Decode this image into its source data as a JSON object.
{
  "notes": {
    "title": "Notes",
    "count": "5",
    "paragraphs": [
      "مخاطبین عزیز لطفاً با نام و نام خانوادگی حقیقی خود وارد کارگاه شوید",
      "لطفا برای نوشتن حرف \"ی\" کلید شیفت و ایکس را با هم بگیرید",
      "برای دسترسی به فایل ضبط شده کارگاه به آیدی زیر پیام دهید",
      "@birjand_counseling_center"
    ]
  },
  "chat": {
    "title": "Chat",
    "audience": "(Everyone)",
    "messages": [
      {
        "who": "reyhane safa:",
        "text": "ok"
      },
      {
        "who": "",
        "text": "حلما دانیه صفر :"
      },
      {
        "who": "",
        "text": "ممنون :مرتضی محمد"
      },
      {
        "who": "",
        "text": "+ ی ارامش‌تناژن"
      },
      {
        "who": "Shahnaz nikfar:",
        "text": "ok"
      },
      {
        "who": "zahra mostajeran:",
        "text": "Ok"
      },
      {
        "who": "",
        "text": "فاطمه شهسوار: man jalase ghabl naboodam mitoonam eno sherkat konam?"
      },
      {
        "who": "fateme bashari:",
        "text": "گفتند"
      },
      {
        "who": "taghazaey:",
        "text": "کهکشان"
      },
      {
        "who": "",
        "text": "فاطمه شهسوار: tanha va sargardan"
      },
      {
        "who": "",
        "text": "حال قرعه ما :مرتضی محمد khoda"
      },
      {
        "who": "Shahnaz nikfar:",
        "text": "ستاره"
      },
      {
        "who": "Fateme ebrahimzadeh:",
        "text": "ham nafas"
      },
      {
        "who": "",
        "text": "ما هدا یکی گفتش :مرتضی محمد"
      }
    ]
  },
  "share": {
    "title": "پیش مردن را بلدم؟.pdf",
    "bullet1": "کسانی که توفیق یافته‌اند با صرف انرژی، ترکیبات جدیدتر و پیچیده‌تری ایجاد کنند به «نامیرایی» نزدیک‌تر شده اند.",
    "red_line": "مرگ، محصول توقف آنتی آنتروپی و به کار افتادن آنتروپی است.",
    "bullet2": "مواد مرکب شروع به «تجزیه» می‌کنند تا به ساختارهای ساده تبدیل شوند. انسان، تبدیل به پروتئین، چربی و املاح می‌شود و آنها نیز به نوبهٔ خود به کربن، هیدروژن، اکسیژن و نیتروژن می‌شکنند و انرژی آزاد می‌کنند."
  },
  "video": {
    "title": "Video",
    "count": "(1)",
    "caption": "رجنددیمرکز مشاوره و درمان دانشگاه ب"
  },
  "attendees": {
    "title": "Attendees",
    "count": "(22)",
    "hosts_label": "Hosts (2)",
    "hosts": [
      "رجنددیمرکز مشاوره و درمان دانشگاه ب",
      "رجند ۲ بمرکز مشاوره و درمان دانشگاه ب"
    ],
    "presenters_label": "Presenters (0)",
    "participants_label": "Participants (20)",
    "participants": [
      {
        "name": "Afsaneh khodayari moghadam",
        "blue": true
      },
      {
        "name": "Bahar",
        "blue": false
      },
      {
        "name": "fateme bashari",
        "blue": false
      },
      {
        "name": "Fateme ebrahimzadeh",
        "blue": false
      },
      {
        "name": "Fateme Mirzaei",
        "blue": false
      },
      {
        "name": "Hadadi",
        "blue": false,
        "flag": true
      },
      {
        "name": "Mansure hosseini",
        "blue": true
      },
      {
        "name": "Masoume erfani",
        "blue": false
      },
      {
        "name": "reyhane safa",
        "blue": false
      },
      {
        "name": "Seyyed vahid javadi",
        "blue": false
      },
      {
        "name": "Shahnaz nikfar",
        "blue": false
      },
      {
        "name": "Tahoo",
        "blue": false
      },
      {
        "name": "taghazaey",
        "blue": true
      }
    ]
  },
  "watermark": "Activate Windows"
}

> _What is asked_
Retype the whole listing above exactly.

> _The completed task_
Decode this image into its source data as a JSON object.
{
  "notes": {
    "title": "Notes",
    "count": "5",
    "paragraphs": [
      "مخاطبین عزیز لطفاً با نام و نام خانوادگی حقیقی خود وارد کارگاه شوید",
      "لطفا برای نوشتن حرف \"ی\" کلید شیفت و ایکس را با هم بگیرید",
      "برای دسترسی به فایل ضبط شده کارگاه به آیدی زیر پیام دهید",
      "@birjand_counseling_center"
    ]
  },
  "chat": {
    "title": "Chat",
    "audience": "(Everyone)",
    "messages": [
      {
        "who": "reyhane safa:",
        "text": "ok"
      },
      {
        "who": "",
        "text": "حلما دانیه صفر :"
      },
      {
        "who": "",
        "text": "ممنون :مرتضی محمد"
      },
      {
        "who": "",
        "text": "+ ی ارامش‌تناژن"
      },
      {
        "who": "Shahnaz nikfar:",
        "text": "ok"
      },
      {
        "who": "zahra mostajeran:",
        "text": "Ok"
      },
      {
        "who": "",
        "text": "فاطمه شهسوار: man jalase ghabl naboodam mitoonam eno sherkat konam?"
      },
      {
        "who": "fateme bashari:",
        "text": "گفتند"
      },
      {
        "who": "taghazaey:",
        "text": "کهکشان"
      },
      {
        "who": "",
        "text": "فاطمه شهسوار: tanha va sargardan"
      },
      {
        "who": "",
        "text": "حال قرعه ما :مرتضی محمد khoda"
      },
      {
        "who": "Shahnaz nikfar:",
        "text": "ستاره"
      },
      {
        "who": "Fateme ebrahimzadeh:",
        "text": "ham nafas"
      },
      {
        "who": "",
        "text": "ما هدا یکی گفتش :مرتضی محمد"
      }
    ]
  },
  "share": {
    "title": "پیش مردن را بلدم؟.pdf",
    "bullet1": "کسانی که توفیق یافته‌اند با صرف انرژی، ترکیبات جدیدتر و پیچیده‌تری ایجاد کنند به «نامیرایی» نزدیک‌تر شده اند.",
    "red_line": "مرگ، محصول توقف آنتی آنتروپی و به کار افتادن آنتروپی است.",
    "bullet2": "مواد مرکب شروع به «تجزیه» می‌کنند تا به ساختارهای ساده تبدیل شوند. انسان، تبدیل به پروتئین، چربی و املاح می‌شود و آنها نیز به نوبهٔ خود به کربن، هیدروژن، اکسیژن و نیتروژن می‌شکنند و انرژی آزاد می‌کنند."
  },
  "video": {
    "title": "Video",
    "count": "(1)",
    "caption": "رجنددیمرکز مشاوره و درمان دانشگاه ب"
  },
  "attendees": {
    "title": "Attendees",
    "count": "(22)",
    "hosts_label": "Hosts (2)",
    "hosts": [
      "رجنددیمرکز مشاوره و درمان دانشگاه ب",
      "رجند ۲ بمرکز مشاوره و درمان دانشگاه ب"
    ],
    "presenters_label": "Presenters (0)",
    "participants_label": "Participants (20)",
    "participants": [
      {
        "name": "Afsaneh khodayari moghadam",
        "blue": true
      },
      {
        "name": "Bahar",
        "blue": false
      },
      {
        "name": "fateme bashari",
        "blue": false
      },
      {
        "name": "Fateme ebrahimzadeh",
        "blue": false
      },
      {
        "name": "Fateme Mirzaei",
        "blue": false
      },
      {
        "name": "Hadadi",
        "blue": false,
        "flag": true
      },
      {
        "name": "Mansure hosseini",
        "blue": true
      },
      {
        "name": "Masoume erfani",
        "blue": false
      },
      {
        "name": "reyhane safa",
        "blue": false
      },
      {
        "name": "Seyyed vahid javadi",
        "blue": false
      },
      {
        "name": "Shahnaz nikfar",
        "blue": false
      },
      {
        "name": "Tahoo",
        "blue": false
      },
      {
        "name": "taghazaey",
        "blue": true
      }
    ]
  },
  "watermark": "Activate Windows"
}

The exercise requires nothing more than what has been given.